### Directive
Which lines below hold the word "control"? Copy all of them.

Data records:
--*--

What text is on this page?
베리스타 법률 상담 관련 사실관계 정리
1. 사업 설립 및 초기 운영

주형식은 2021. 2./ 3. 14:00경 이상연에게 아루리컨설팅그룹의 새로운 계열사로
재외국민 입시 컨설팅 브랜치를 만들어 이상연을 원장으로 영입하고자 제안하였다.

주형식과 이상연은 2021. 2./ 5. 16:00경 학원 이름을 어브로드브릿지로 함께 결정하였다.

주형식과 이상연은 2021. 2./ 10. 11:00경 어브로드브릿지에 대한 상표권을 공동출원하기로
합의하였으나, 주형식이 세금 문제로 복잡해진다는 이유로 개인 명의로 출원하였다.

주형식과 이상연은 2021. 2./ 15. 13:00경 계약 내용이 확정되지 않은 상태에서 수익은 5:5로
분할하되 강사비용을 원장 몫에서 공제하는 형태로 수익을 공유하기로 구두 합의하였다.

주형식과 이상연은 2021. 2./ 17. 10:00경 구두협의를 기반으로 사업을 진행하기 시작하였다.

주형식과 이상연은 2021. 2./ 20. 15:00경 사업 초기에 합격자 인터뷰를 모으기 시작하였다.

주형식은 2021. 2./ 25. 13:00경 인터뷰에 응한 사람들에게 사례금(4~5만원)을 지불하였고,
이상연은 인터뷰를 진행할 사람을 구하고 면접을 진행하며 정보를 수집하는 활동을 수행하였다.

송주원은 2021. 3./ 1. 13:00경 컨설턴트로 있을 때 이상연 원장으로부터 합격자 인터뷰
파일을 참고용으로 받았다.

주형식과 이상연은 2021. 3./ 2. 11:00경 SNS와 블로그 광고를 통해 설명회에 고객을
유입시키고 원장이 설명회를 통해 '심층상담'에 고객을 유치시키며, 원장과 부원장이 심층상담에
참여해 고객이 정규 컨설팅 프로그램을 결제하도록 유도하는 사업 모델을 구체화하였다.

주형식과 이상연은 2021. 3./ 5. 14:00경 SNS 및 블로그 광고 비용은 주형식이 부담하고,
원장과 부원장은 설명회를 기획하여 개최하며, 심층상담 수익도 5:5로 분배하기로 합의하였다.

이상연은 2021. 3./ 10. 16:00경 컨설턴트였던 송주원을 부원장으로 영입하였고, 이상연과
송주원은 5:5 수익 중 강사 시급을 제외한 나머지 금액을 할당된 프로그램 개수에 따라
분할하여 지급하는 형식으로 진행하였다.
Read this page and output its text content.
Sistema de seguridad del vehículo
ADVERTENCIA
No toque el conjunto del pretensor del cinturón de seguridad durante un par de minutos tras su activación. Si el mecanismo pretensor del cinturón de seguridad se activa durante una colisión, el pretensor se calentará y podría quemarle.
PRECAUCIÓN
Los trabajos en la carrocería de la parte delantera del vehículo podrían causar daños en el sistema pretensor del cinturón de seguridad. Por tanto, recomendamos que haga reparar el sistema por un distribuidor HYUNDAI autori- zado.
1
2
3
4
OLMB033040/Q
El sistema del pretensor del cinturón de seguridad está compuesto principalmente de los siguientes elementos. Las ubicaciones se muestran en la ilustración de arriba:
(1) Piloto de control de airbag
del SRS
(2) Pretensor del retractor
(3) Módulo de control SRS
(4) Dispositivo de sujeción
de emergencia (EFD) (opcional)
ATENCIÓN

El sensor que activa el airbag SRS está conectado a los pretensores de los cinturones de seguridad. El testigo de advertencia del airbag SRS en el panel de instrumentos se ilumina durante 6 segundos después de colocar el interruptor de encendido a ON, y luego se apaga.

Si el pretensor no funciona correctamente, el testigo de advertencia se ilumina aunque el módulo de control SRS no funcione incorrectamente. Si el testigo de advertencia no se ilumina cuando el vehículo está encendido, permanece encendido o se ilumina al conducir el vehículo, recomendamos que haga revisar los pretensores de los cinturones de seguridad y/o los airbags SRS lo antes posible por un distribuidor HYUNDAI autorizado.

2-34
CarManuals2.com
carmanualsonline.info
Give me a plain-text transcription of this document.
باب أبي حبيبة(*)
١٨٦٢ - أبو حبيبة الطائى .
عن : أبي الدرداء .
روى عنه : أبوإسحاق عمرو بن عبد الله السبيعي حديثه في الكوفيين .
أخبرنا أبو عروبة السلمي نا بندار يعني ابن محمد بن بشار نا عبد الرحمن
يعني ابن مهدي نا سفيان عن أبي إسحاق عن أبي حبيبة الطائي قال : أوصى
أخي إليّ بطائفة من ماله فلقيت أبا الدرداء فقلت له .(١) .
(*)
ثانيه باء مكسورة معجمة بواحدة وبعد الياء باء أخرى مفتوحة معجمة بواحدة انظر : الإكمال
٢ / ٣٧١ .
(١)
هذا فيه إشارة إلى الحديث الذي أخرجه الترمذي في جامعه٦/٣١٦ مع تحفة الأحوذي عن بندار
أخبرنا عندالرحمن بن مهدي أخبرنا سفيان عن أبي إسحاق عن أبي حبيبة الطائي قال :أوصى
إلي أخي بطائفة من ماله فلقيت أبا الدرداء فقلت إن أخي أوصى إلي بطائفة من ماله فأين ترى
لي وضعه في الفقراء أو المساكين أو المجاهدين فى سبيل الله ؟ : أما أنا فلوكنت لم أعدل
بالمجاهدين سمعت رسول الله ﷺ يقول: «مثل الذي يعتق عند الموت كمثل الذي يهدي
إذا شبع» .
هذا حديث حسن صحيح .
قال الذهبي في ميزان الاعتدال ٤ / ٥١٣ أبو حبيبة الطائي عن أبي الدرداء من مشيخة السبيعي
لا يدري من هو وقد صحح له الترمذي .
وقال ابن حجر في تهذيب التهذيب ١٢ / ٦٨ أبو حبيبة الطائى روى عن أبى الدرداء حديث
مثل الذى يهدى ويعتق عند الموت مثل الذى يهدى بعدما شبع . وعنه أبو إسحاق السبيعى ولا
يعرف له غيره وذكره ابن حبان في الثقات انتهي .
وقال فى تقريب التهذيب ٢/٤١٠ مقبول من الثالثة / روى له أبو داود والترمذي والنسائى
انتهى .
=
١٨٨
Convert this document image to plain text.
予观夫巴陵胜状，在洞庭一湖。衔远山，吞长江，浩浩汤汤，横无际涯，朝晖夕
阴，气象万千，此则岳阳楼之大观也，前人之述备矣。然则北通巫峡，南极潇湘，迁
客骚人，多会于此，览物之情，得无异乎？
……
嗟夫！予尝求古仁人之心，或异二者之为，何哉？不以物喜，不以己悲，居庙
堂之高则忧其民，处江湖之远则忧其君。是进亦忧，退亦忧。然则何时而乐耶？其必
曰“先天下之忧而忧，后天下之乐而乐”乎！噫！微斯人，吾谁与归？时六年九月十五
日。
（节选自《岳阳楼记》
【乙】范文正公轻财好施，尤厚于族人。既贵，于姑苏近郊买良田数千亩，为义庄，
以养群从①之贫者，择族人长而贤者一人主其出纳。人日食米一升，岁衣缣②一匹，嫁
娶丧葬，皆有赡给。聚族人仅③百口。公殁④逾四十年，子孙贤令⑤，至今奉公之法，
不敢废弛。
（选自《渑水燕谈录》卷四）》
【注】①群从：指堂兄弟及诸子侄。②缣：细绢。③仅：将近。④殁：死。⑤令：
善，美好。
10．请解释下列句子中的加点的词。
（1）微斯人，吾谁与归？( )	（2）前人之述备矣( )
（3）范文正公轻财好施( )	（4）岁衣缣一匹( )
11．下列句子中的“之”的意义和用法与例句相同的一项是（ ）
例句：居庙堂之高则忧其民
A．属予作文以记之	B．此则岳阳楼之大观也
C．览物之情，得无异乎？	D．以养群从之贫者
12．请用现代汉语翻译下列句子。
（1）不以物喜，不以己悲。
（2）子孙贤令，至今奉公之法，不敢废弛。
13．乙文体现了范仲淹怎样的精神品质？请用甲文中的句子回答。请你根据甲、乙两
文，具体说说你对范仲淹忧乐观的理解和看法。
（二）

--*--

### Solution for this exercise
(1) Piloto de control de airbag
(3) Módulo de control SRS
Si el pretensor no funciona correctamente, el testigo de advertencia se ilumina aunque el módulo de control SRS no funcione incorrectamente. Si el testigo de advertencia no se ilumina cuando el vehículo está encendido, permanece encendido o se ilumina al conducir el vehículo, recomendamos que haga revisar los pretensores de los cinturones de seguridad y/o los airbags SRS lo antes posible por un distribuidor HYUNDAI autorizado.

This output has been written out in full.